• _RECORDS FOR THE TASK_
--

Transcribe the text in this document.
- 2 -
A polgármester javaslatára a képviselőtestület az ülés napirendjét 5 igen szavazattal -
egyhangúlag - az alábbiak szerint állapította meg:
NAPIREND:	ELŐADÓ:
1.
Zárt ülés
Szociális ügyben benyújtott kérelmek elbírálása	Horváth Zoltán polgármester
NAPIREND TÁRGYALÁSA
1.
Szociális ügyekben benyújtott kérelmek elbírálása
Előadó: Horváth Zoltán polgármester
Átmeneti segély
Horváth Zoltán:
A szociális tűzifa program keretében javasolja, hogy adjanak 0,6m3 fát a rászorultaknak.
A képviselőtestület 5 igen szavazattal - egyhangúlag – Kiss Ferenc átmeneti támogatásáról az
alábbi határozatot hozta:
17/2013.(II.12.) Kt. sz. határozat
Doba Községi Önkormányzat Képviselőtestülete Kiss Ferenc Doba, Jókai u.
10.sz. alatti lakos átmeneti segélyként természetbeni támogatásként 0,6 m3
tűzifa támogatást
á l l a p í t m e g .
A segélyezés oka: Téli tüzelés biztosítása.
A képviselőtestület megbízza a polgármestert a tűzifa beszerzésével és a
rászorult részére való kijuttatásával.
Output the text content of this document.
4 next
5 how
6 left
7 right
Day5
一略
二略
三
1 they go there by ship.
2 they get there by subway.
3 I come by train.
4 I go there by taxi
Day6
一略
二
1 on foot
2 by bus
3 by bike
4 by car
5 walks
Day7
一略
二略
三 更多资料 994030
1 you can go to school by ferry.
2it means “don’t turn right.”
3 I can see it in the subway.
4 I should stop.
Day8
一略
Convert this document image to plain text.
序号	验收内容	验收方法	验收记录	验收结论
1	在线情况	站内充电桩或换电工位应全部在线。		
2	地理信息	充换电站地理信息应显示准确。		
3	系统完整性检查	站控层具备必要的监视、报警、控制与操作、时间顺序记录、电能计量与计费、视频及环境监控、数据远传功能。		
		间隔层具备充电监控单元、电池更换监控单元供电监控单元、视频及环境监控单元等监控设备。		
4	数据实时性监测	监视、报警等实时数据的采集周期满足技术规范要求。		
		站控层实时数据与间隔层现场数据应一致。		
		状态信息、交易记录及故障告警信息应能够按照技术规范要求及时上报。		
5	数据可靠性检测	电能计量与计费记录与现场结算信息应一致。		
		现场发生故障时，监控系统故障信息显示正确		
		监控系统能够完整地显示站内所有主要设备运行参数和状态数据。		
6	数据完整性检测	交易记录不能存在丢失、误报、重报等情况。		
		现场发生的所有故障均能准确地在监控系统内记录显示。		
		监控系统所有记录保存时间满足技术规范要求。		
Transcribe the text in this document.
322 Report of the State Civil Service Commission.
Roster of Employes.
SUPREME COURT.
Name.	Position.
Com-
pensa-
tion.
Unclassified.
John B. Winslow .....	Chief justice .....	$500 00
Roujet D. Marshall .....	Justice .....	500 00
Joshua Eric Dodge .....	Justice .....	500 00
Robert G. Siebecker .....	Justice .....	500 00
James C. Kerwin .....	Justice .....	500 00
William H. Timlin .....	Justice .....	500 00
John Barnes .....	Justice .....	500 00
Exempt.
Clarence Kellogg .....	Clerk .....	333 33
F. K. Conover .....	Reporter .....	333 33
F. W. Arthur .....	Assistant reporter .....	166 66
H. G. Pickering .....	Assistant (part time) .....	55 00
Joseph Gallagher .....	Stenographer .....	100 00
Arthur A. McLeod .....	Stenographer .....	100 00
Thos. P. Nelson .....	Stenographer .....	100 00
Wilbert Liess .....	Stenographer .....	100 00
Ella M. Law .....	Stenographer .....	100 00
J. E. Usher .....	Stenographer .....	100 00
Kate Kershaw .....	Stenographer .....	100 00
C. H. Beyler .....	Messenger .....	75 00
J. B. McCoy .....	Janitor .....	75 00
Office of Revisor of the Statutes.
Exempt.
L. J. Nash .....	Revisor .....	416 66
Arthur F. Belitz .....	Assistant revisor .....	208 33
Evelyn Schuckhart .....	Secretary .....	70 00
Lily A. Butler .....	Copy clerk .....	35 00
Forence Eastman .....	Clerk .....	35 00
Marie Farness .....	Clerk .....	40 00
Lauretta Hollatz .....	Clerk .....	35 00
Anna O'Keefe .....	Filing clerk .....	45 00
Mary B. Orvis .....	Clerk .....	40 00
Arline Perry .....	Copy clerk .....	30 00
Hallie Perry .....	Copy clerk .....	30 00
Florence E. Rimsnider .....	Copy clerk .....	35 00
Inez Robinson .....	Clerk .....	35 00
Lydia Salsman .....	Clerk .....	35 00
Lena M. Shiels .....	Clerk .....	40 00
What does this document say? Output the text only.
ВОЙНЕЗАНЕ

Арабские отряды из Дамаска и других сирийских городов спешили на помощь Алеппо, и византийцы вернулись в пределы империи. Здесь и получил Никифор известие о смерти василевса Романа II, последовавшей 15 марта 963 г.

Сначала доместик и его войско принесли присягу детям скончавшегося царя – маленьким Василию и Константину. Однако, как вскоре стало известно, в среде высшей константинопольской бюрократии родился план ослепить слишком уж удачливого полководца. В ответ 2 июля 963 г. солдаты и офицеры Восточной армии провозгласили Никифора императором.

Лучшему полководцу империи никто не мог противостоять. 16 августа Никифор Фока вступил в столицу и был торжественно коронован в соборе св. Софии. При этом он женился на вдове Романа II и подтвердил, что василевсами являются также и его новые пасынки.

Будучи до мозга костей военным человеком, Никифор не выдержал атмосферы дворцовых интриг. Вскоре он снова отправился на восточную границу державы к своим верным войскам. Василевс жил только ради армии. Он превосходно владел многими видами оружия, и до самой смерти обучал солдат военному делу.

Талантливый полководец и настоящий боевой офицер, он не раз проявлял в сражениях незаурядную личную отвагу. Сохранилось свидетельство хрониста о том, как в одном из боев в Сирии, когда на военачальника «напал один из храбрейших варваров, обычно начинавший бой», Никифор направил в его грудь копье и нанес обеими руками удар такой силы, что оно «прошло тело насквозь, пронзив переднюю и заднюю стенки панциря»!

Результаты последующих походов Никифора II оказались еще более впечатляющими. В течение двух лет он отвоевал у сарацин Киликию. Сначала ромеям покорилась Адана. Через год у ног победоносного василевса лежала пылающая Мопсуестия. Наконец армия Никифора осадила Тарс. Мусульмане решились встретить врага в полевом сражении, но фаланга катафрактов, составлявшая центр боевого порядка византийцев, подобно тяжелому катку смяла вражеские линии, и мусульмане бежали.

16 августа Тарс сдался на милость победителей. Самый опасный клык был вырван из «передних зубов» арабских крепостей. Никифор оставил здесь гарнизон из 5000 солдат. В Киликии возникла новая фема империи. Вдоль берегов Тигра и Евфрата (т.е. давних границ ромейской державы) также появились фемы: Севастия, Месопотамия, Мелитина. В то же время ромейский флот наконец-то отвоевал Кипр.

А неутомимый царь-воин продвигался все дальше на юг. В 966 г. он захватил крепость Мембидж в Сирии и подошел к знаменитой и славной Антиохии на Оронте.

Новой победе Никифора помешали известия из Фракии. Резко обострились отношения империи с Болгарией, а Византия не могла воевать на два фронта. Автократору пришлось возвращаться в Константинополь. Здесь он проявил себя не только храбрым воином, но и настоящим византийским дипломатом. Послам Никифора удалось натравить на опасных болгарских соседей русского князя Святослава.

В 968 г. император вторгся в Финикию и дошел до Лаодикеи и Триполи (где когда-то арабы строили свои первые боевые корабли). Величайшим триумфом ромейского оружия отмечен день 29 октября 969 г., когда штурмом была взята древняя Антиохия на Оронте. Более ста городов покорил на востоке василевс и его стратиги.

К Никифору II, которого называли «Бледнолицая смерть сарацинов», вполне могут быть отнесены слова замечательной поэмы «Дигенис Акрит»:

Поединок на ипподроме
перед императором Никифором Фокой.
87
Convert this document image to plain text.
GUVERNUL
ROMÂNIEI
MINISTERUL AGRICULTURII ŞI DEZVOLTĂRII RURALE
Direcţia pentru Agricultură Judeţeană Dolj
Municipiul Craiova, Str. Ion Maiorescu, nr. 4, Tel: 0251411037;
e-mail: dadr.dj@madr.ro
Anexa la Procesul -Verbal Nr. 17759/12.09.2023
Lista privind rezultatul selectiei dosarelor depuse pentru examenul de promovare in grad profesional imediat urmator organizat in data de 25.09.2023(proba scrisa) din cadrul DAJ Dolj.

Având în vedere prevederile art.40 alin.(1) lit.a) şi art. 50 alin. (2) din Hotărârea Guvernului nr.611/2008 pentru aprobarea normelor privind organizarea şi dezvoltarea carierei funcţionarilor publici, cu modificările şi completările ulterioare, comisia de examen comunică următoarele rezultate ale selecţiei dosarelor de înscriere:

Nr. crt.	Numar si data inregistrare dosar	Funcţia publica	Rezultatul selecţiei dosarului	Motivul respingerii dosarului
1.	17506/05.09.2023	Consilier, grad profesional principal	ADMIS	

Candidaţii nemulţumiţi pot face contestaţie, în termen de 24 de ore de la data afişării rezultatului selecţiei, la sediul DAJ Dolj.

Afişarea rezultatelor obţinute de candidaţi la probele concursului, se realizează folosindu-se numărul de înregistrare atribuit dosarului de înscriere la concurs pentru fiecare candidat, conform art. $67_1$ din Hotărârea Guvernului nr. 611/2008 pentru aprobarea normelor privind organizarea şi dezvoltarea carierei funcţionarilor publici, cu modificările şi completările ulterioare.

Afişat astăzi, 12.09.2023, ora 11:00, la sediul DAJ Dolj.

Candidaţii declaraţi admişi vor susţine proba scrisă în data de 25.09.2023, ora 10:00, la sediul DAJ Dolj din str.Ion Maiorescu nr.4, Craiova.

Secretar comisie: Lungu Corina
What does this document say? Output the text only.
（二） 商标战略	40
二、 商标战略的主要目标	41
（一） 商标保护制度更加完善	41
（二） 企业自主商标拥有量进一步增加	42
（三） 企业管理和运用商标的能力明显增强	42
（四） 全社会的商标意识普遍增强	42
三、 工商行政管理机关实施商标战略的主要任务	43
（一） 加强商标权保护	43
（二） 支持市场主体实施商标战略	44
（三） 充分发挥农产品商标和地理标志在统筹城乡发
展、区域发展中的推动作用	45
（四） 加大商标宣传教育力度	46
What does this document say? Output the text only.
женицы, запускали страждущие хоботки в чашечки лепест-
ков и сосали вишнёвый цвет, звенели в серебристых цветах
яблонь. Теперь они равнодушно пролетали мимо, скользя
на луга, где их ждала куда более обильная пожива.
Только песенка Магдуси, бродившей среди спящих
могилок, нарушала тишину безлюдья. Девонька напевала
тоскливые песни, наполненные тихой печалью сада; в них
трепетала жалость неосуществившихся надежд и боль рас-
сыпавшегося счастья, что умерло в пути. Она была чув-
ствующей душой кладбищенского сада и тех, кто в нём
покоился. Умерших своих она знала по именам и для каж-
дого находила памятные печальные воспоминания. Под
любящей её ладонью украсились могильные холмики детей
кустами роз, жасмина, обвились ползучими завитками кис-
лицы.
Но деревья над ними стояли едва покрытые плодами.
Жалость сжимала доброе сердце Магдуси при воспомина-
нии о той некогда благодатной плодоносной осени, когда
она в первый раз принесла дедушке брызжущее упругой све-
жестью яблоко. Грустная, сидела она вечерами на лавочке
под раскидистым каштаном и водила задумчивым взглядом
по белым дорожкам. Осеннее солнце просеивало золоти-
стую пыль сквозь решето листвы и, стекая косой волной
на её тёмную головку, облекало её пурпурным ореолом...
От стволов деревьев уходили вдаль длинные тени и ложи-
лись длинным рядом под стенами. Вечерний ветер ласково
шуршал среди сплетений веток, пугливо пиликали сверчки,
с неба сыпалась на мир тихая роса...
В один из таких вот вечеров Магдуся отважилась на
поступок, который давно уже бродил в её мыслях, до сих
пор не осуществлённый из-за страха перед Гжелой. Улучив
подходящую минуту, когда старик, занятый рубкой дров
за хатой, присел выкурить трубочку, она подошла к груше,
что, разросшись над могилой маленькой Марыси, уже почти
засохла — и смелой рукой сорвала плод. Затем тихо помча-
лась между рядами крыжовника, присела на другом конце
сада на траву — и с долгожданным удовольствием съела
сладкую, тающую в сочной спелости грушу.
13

--

• _WORK INSTRUCTIONS_
Pull every line holding "Copy" out of the records.

• _THE RESPONSE_
Lily A. Butler .....	Copy clerk .....	35 00
Arline Perry .....	Copy clerk .....	30 00
Hallie Perry .....	Copy clerk .....	30 00
Florence E. Rimsnider .....	Copy clerk .....	35 00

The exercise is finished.